_TASK INPUTS_:
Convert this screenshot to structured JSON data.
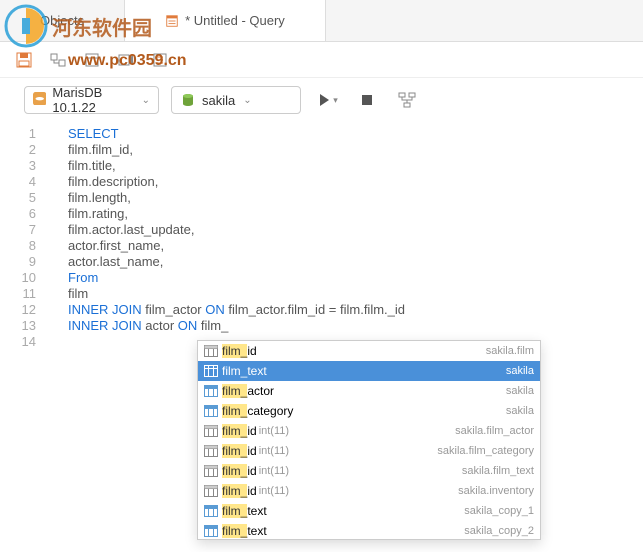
{
  "tabs": {
    "objects": "Objects",
    "query": "* Untitled - Query"
  },
  "conn": {
    "connection": "MarisDB 10.1.22",
    "database": "sakila"
  },
  "code": {
    "lines": [
      {
        "n": "1",
        "t": [
          {
            "c": "kw",
            "s": "SELECT"
          }
        ]
      },
      {
        "n": "2",
        "t": [
          {
            "c": "plain",
            "s": "film.film_id,"
          }
        ]
      },
      {
        "n": "3",
        "t": [
          {
            "c": "plain",
            "s": "film.title,"
          }
        ]
      },
      {
        "n": "4",
        "t": [
          {
            "c": "plain",
            "s": "film.description,"
          }
        ]
      },
      {
        "n": "5",
        "t": [
          {
            "c": "plain",
            "s": "film.length,"
          }
        ]
      },
      {
        "n": "6",
        "t": [
          {
            "c": "plain",
            "s": "film.rating,"
          }
        ]
      },
      {
        "n": "7",
        "t": [
          {
            "c": "plain",
            "s": "film.actor.last_update,"
          }
        ]
      },
      {
        "n": "8",
        "t": [
          {
            "c": "plain",
            "s": "actor.first_name,"
          }
        ]
      },
      {
        "n": "9",
        "t": [
          {
            "c": "plain",
            "s": "actor.last_name,"
          }
        ]
      },
      {
        "n": "10",
        "t": [
          {
            "c": "kw",
            "s": "From"
          }
        ]
      },
      {
        "n": "11",
        "t": [
          {
            "c": "plain",
            "s": "film"
          }
        ]
      },
      {
        "n": "12",
        "t": [
          {
            "c": "kw",
            "s": "INNER JOIN"
          },
          {
            "c": "plain",
            "s": " film_actor "
          },
          {
            "c": "kw",
            "s": "ON"
          },
          {
            "c": "plain",
            "s": " film_actor.film_id = film.film._id"
          }
        ]
      },
      {
        "n": "13",
        "t": [
          {
            "c": "kw",
            "s": "INNER JOIN"
          },
          {
            "c": "plain",
            "s": " actor "
          },
          {
            "c": "kw",
            "s": "ON"
          },
          {
            "c": "plain",
            "s": " film_"
          }
        ]
      },
      {
        "n": "14",
        "t": []
      }
    ]
  },
  "autocomplete": {
    "items": [
      {
        "kind": "col",
        "name": "film_id",
        "hl": "film_",
        "type": "",
        "schema": "sakila.film",
        "sel": false
      },
      {
        "kind": "tbl",
        "name": "film_text",
        "hl": "film_",
        "type": "",
        "schema": "sakila",
        "sel": true
      },
      {
        "kind": "tbl",
        "name": "film_actor",
        "hl": "film_",
        "type": "",
        "schema": "sakila",
        "sel": false
      },
      {
        "kind": "tbl",
        "name": "film_category",
        "hl": "film_",
        "type": "",
        "schema": "sakila",
        "sel": false
      },
      {
        "kind": "col",
        "name": "film_id",
        "hl": "film_",
        "type": "int(11)",
        "schema": "sakila.film_actor",
        "sel": false
      },
      {
        "kind": "col",
        "name": "film_id",
        "hl": "film_",
        "type": "int(11)",
        "schema": "sakila.film_category",
        "sel": false
      },
      {
        "kind": "col",
        "name": "film_id",
        "hl": "film_",
        "type": "int(11)",
        "schema": "sakila.film_text",
        "sel": false
      },
      {
        "kind": "col",
        "name": "film_id",
        "hl": "film_",
        "type": "int(11)",
        "schema": "sakila.inventory",
        "sel": false
      },
      {
        "kind": "tbl",
        "name": "film_text",
        "hl": "film_",
        "type": "",
        "schema": "sakila_copy_1",
        "sel": false
      },
      {
        "kind": "tbl",
        "name": "film_text",
        "hl": "film_",
        "type": "",
        "schema": "sakila_copy_2",
        "sel": false
      }
    ]
  },
  "watermark": {
    "title": "河东软件园",
    "url": "www.pc0359.cn"
  }
}
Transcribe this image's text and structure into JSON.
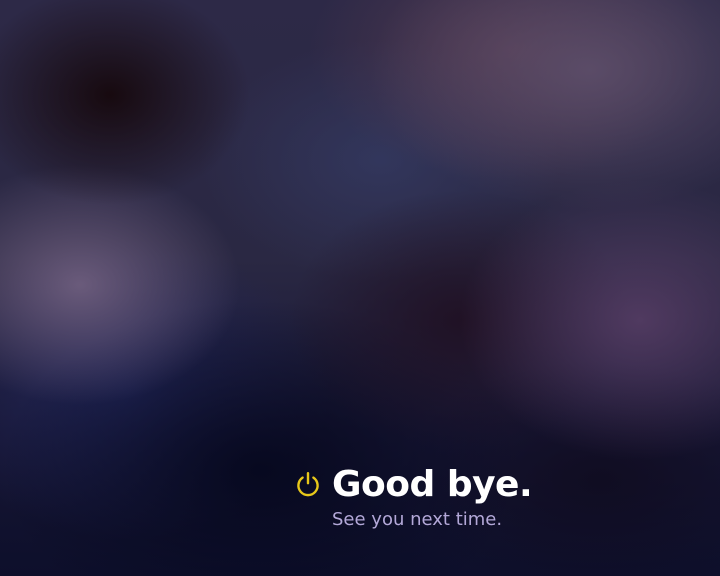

_SET PROBLEM_:
Locate all lines holding the word "schema", then copy them out.

_RESULT BELOW_:
        "schema": "sakila.film",
        "schema": "sakila",
        "schema": "sakila",
        "schema": "sakila",
        "schema": "sakila.film_actor",
        "schema": "sakila.film_category",
        "schema": "sakila.film_text",
        "schema": "sakila.inventory",
        "schema": "sakila_copy_1",
        "schema": "sakila_copy_2",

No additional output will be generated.